:: Actividades por realizar ::
1. Según el fragmento sobre la escuela granja Francisco I. Madero, ¿a dónde envían al niño Pedro al final de la película Los olvidados?
2. Enumere los adjetivos con que el fragmento sobre la escuela granja Francisco I. Madero describe el entorno en que las infancias debían sobrevivir en Los olvidados.

== Fragmento proporcionado

Norberto Nava Bonilla
Instituto Mora
En revista BiCentenario, el ayer y hoy de México, núm. 69.
Durante varias décadas, la escuela granja Francisco I. Madero albergó a niños de la calle con el propósito de enseñarles oficios y, sobre todo, alejarlos de la delincuencia. Testimonios tomados de diversas entrevistas nos permiten adentrarnos en lo que fue aquel desafío educativo.

La película Los olvidados (1950), de Luis Buñuel, muestra a un México urbano de la primera mitad del siglo xx que pocos querían ver en la pantalla grande, donde en un entorno crudo, triste y violento las infancias debían sobrevivir y en el cual no siempre había finales felices. Su narrativa, poco optimista, encontró una fuerte oposición en aquellos que deseaban seguir viendo en el cine mexicano la idealización del campo y de sus habitantes. Al final de la película, el niño Pedro es enviado a una escuela granja para “enderezar” su vida; allí se encontró a varios infantes vestidos con overol de mezclilla y camisa blanca, a quienes se les enseñaba el valor del trabajo mientras araban la tierra y recogían huevos de gallina.

====
== Registros almacenados

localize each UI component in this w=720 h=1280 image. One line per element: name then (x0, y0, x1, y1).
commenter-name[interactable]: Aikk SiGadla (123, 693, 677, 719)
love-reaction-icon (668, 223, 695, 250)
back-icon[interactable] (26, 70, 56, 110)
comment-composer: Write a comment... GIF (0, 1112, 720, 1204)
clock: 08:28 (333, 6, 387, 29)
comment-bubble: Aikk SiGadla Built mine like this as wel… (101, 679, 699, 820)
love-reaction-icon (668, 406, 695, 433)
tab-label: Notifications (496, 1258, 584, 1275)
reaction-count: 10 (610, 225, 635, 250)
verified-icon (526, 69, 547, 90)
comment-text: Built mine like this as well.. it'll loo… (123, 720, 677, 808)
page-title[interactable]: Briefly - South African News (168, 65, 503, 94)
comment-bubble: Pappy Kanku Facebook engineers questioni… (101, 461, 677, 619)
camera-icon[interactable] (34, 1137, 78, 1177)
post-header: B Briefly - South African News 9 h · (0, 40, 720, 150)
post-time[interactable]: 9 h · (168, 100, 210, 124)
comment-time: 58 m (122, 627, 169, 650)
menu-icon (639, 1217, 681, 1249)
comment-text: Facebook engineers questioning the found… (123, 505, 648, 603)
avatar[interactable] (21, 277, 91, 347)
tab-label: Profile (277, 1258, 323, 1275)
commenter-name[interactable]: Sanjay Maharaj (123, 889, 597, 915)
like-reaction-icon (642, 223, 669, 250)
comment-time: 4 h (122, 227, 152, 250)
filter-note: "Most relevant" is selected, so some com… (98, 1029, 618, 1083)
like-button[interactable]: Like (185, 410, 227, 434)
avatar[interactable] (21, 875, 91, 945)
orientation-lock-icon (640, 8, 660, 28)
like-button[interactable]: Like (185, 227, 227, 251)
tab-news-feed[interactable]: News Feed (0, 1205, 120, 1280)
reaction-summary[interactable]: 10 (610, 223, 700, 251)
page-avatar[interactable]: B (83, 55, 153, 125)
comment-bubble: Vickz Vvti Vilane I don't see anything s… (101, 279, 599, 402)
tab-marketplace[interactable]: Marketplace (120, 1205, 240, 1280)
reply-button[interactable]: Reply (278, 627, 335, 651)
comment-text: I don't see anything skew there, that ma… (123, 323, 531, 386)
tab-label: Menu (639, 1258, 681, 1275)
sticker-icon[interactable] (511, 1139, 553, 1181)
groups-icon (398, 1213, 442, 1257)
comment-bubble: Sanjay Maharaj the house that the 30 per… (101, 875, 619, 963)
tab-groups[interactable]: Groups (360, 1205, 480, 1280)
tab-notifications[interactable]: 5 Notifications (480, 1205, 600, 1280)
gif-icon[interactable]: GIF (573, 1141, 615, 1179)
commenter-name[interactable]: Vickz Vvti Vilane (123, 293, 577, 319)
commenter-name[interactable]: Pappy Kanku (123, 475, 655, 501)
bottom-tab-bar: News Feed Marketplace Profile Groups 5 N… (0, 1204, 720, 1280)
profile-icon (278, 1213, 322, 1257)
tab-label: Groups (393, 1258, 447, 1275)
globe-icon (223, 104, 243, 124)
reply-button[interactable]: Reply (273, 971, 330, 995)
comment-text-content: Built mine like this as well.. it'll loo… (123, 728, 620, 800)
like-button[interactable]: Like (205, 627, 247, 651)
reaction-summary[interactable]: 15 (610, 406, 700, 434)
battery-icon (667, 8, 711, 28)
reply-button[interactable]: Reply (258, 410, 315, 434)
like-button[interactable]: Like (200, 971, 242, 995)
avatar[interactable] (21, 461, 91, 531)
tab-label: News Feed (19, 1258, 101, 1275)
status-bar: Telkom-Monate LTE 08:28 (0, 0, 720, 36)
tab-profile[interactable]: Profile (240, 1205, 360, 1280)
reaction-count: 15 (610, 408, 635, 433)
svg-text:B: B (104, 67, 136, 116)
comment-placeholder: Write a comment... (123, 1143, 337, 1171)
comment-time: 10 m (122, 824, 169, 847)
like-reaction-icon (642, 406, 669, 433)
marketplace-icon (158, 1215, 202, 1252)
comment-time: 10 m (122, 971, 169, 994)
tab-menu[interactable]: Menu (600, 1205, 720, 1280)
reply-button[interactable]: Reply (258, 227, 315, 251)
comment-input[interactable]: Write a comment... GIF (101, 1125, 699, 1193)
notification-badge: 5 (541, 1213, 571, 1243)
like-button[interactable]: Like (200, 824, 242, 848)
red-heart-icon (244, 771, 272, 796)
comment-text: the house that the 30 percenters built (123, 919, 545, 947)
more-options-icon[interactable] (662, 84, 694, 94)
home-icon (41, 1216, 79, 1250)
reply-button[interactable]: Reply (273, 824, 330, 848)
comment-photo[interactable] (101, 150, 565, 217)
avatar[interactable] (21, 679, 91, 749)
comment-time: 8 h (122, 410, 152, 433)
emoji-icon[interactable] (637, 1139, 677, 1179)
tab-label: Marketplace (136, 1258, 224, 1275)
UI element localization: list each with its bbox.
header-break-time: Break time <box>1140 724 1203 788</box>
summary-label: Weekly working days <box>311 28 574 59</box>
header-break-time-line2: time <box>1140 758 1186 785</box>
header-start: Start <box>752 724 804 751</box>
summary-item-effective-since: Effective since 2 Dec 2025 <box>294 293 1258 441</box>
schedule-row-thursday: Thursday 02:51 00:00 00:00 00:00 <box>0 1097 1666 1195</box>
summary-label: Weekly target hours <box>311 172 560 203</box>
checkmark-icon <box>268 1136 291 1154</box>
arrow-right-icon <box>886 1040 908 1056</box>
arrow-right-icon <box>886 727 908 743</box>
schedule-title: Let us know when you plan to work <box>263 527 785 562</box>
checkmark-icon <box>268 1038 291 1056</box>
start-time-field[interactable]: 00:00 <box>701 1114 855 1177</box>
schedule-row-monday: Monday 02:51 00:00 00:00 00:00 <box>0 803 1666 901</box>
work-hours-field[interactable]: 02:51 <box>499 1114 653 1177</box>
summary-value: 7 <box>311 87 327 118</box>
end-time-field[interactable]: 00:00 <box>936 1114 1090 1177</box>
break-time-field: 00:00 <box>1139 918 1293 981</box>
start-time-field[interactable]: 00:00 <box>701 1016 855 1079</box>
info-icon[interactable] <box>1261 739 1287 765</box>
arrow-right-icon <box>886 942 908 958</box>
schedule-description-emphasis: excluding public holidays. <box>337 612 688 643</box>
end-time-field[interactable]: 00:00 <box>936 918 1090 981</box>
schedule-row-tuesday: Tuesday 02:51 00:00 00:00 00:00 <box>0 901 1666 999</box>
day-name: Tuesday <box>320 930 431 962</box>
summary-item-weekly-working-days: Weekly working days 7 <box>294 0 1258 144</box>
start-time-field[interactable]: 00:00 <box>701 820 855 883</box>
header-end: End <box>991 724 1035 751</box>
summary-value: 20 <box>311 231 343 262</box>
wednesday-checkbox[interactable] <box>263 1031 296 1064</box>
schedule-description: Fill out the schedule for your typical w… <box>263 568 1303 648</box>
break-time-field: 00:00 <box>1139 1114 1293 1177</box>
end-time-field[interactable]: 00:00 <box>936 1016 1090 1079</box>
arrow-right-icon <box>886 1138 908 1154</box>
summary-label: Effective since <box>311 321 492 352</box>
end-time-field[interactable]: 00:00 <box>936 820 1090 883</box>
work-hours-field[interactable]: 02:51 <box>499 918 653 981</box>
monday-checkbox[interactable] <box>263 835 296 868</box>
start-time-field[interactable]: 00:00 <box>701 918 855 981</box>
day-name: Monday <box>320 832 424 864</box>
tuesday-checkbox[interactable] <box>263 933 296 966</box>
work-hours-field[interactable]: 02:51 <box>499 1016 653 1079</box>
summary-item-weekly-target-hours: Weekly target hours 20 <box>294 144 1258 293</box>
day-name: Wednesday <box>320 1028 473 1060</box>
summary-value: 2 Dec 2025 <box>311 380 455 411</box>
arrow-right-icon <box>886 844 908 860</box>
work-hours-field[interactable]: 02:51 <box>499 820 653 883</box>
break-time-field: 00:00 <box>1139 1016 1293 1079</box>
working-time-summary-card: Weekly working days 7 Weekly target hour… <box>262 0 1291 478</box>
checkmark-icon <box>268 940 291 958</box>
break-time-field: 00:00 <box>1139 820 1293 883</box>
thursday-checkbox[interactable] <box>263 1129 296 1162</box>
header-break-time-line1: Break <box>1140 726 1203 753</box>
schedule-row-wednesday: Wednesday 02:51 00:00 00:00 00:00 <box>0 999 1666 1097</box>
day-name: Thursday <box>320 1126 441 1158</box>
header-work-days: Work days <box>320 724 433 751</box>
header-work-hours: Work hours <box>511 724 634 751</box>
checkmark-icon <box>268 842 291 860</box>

====

:: Respuestas por actividad ::
1. A una escuela granja, para "enderezar" su vida.

2. Crudo, triste y violento.